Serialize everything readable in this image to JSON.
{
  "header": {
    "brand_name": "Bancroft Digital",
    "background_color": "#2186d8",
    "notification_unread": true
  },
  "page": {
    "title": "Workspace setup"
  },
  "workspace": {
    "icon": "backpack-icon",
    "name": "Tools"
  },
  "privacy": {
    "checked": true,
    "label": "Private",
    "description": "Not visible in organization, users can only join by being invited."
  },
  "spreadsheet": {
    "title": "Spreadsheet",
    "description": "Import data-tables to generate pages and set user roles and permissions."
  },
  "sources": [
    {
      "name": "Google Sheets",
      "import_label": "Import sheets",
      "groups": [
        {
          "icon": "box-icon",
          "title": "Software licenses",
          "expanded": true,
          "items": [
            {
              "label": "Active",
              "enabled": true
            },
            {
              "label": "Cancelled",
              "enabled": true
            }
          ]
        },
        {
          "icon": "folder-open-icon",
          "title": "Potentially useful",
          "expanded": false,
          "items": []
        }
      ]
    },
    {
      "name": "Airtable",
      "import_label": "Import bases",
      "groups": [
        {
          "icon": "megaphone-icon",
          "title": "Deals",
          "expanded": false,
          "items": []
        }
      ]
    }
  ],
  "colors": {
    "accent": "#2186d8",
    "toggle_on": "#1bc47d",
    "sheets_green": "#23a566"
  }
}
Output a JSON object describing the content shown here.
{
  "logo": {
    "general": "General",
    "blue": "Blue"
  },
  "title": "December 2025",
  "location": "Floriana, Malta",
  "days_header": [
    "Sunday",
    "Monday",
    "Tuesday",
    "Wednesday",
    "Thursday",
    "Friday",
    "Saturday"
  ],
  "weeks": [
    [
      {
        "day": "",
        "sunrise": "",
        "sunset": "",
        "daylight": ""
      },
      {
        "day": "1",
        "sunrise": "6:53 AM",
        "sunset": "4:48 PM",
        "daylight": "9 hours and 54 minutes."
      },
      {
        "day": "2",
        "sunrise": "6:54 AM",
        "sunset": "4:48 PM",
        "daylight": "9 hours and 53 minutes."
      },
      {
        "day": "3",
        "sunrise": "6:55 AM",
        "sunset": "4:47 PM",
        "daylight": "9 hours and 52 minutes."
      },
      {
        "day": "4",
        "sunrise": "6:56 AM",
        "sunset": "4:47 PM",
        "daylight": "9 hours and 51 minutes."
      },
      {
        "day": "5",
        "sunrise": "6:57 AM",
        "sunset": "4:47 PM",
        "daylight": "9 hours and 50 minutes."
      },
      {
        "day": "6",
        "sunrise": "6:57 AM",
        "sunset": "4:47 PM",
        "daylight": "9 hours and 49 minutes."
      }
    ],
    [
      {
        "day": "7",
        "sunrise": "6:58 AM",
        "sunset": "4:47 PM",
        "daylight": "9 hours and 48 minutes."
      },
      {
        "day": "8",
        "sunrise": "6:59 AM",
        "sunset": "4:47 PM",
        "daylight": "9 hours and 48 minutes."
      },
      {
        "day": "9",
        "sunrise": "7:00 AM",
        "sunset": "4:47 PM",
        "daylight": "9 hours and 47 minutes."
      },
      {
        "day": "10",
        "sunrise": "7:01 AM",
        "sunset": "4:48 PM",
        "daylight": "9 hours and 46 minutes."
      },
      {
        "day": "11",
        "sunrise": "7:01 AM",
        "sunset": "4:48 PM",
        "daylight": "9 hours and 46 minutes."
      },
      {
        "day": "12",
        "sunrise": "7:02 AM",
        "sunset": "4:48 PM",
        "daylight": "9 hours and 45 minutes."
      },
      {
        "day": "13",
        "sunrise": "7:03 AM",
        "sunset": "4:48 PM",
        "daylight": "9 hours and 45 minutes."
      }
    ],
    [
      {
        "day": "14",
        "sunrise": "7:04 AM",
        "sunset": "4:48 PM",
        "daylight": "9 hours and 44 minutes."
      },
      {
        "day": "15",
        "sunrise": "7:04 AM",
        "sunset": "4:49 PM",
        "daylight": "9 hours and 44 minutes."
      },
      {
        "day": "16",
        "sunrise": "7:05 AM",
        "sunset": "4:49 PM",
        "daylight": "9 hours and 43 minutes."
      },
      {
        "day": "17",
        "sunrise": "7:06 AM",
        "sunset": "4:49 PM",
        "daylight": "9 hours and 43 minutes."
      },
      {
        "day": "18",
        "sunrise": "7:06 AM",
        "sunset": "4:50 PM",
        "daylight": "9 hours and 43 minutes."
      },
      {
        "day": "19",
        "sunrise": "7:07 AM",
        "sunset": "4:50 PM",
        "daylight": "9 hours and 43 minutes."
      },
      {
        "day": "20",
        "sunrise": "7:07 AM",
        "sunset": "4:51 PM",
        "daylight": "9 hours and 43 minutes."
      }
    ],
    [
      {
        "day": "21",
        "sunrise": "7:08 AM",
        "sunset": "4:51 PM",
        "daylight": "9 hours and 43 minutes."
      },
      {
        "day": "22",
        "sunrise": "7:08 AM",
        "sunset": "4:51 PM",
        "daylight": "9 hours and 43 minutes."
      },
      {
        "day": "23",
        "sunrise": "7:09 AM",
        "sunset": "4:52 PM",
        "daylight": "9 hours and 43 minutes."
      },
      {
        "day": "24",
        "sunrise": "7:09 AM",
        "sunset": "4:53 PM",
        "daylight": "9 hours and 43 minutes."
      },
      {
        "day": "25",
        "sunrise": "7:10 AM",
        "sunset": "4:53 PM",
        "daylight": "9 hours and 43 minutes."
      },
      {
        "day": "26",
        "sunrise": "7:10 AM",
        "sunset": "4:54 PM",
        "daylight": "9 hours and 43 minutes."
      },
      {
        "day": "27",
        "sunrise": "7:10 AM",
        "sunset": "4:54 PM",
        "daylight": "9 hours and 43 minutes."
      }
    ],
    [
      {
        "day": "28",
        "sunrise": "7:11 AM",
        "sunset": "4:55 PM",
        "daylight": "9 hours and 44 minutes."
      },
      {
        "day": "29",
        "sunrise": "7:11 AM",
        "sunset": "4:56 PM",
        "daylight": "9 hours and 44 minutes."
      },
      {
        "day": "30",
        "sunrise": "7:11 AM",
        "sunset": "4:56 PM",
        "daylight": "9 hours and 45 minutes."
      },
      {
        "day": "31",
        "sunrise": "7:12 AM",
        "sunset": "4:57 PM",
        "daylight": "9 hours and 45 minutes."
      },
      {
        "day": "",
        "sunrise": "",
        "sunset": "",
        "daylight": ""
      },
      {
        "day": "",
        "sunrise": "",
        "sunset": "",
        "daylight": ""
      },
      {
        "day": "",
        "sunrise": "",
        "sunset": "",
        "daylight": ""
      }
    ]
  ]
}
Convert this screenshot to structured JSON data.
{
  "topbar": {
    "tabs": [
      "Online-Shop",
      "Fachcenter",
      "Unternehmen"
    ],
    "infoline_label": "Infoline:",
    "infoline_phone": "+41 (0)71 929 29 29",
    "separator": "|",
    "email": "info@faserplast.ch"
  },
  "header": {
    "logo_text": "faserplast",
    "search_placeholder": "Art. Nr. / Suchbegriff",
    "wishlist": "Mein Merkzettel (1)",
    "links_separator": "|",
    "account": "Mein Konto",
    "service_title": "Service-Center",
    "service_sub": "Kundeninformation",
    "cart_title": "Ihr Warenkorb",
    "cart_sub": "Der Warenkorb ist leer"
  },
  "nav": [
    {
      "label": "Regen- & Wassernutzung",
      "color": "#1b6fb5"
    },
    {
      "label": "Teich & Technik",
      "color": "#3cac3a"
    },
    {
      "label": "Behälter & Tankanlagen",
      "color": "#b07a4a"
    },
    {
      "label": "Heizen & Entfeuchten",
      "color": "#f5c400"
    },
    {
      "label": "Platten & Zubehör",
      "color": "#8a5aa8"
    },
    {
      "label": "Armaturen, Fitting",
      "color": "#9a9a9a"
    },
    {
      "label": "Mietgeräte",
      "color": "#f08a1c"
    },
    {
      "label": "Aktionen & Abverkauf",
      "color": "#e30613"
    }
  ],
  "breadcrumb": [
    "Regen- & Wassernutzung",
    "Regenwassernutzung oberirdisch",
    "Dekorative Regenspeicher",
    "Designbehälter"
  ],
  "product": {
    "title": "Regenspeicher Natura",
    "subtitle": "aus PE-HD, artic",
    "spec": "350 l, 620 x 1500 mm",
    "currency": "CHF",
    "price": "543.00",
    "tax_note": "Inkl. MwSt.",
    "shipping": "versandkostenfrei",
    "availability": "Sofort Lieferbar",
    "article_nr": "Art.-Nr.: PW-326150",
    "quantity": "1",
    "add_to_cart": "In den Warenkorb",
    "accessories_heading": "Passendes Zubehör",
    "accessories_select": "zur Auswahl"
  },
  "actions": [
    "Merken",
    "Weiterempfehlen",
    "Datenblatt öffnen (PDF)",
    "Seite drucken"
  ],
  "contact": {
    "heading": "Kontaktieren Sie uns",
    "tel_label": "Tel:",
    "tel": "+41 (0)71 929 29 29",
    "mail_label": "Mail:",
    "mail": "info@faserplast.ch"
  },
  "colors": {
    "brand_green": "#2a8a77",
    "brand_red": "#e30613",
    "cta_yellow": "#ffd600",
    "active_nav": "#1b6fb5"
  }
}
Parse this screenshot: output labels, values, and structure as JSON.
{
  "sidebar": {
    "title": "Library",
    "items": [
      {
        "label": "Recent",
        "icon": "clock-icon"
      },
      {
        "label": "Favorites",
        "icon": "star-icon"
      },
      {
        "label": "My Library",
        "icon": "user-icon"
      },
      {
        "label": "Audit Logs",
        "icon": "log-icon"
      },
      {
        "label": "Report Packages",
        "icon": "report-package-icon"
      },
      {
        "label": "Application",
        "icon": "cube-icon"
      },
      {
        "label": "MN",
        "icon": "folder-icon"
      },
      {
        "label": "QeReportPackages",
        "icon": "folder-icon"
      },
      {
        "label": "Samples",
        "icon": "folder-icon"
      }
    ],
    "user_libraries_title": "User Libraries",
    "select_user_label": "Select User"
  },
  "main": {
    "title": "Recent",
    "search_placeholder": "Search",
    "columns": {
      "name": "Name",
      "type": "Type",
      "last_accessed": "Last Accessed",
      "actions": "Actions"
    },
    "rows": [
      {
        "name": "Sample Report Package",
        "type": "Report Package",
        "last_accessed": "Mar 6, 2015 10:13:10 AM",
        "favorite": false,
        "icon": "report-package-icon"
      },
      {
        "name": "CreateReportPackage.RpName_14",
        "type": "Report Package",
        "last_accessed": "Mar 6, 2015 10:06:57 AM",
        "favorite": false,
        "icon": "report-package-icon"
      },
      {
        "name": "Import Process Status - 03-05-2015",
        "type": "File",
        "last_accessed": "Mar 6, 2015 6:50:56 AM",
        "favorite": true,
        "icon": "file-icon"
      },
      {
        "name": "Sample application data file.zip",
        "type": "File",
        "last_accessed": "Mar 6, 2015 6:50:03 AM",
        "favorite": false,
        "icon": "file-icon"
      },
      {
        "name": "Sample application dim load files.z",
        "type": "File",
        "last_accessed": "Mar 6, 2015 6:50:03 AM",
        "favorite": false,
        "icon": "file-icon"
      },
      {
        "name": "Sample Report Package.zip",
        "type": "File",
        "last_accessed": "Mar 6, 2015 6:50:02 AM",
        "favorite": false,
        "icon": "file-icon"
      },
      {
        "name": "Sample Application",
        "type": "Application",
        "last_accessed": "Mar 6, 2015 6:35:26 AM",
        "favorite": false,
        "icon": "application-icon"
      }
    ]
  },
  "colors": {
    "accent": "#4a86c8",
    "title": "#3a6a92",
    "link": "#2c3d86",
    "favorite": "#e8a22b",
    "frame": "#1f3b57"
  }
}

··········

### Brief
Above are lines of data; state how many of them contain the word "screenshot", with no other output.

### Correct output
2